* _Set problem_:
Return all of the entries exactly as written.
-------- Dataset content
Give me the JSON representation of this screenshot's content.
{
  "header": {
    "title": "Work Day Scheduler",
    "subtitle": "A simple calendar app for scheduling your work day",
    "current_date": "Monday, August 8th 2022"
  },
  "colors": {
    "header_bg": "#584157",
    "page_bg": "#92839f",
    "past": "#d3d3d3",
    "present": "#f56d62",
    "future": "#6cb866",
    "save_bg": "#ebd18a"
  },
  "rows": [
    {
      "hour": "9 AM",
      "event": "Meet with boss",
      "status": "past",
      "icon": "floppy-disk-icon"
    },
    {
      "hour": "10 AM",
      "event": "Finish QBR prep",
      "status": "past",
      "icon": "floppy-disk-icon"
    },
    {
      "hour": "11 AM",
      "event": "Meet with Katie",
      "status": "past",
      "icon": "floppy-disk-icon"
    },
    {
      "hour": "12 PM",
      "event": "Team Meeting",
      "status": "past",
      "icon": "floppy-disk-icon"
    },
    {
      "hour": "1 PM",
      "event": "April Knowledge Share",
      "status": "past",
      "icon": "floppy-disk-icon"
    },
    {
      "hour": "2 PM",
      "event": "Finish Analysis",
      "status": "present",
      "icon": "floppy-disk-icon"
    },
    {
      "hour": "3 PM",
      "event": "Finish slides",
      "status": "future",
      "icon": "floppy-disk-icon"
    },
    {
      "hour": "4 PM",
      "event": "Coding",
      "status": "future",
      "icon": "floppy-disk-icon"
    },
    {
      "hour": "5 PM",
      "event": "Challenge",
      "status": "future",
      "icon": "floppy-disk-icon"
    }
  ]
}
----------------
* _Written solution_:
Give me the JSON representation of this screenshot's content.
{
  "header": {
    "title": "Work Day Scheduler",
    "subtitle": "A simple calendar app for scheduling your work day",
    "current_date": "Monday, August 8th 2022"
  },
  "colors": {
    "header_bg": "#584157",
    "page_bg": "#92839f",
    "past": "#d3d3d3",
    "present": "#f56d62",
    "future": "#6cb866",
    "save_bg": "#ebd18a"
  },
  "rows": [
    {
      "hour": "9 AM",
      "event": "Meet with boss",
      "status": "past",
      "icon": "floppy-disk-icon"
    },
    {
      "hour": "10 AM",
      "event": "Finish QBR prep",
      "status": "past",
      "icon": "floppy-disk-icon"
    },
    {
      "hour": "11 AM",
      "event": "Meet with Katie",
      "status": "past",
      "icon": "floppy-disk-icon"
    },
    {
      "hour": "12 PM",
      "event": "Team Meeting",
      "status": "past",
      "icon": "floppy-disk-icon"
    },
    {
      "hour": "1 PM",
      "event": "April Knowledge Share",
      "status": "past",
      "icon": "floppy-disk-icon"
    },
    {
      "hour": "2 PM",
      "event": "Finish Analysis",
      "status": "present",
      "icon": "floppy-disk-icon"
    },
    {
      "hour": "3 PM",
      "event": "Finish slides",
      "status": "future",
      "icon": "floppy-disk-icon"
    },
    {
      "hour": "4 PM",
      "event": "Coding",
      "status": "future",
      "icon": "floppy-disk-icon"
    },
    {
      "hour": "5 PM",
      "event": "Challenge",
      "status": "future",
      "icon": "floppy-disk-icon"
    }
  ]
}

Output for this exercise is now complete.